• PROBLEM TO WORK ON: Track down every line below that holds "title" and copy it.

===== EXCERPTED RECORDS

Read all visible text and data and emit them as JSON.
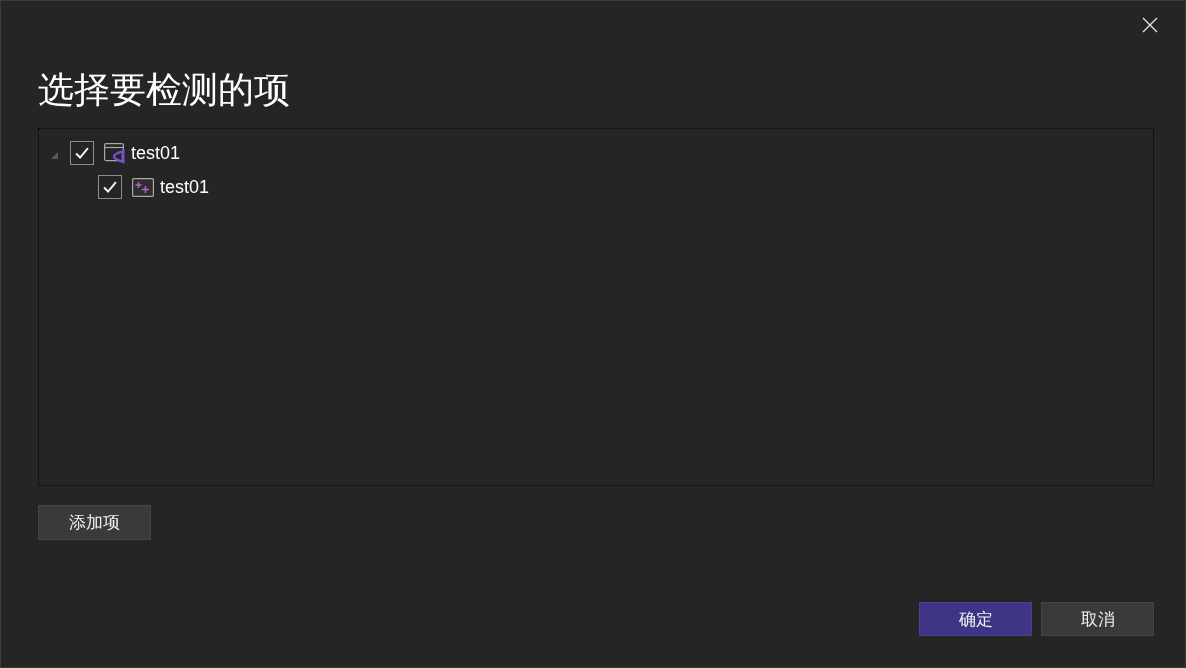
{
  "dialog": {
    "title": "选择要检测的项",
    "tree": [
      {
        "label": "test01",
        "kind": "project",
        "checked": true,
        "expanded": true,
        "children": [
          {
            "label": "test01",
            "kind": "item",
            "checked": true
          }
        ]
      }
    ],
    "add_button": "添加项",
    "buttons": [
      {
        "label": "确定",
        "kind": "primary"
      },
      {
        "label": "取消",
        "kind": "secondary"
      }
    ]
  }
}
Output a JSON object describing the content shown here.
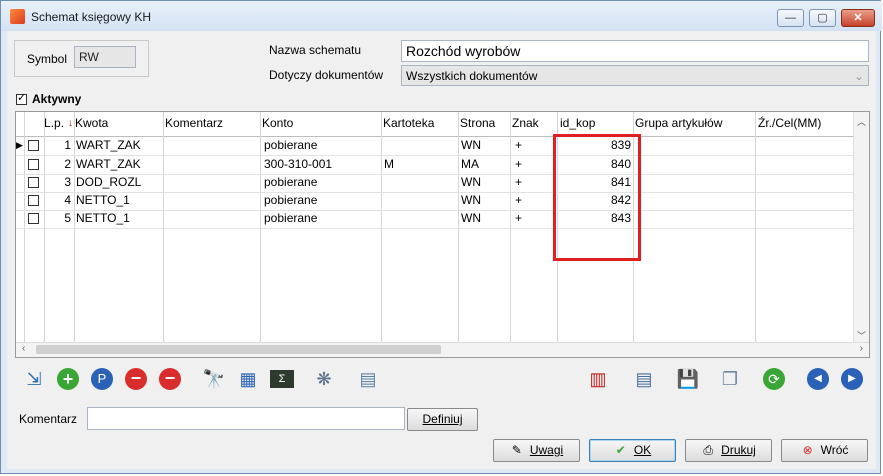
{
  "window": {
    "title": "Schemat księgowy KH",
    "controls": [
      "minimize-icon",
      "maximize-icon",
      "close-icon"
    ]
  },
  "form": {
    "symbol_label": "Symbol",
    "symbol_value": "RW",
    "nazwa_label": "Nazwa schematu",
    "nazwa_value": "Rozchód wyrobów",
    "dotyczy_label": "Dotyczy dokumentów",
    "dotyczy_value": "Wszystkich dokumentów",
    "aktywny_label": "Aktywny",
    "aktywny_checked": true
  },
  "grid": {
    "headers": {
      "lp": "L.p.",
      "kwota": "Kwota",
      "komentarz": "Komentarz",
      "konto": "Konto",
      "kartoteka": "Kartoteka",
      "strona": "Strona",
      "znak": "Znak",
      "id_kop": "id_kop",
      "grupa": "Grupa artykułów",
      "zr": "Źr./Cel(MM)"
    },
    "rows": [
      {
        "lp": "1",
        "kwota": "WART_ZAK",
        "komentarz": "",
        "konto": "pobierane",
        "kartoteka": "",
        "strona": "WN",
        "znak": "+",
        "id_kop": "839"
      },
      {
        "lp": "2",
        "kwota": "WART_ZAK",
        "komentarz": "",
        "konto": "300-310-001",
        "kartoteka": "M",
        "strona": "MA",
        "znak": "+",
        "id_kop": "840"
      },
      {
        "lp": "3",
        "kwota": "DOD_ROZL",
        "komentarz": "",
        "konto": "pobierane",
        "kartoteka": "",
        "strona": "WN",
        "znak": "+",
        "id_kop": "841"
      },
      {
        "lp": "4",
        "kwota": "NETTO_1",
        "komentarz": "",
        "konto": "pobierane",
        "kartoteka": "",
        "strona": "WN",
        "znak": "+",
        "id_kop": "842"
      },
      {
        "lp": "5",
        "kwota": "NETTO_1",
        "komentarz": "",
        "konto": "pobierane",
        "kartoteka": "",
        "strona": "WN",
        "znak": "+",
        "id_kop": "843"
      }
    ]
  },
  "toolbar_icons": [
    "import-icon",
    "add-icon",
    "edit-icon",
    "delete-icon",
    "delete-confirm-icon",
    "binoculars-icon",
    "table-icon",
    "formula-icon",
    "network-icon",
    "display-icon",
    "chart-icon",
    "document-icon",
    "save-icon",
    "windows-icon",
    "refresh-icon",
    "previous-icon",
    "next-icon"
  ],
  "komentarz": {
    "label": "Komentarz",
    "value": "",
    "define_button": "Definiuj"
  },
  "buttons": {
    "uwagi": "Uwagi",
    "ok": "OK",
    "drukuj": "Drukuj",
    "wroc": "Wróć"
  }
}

==========

• RESULT OF THIS EXERCISE:
    "title": "选择要检测的项",
    "title": "Schemat księgowy KH",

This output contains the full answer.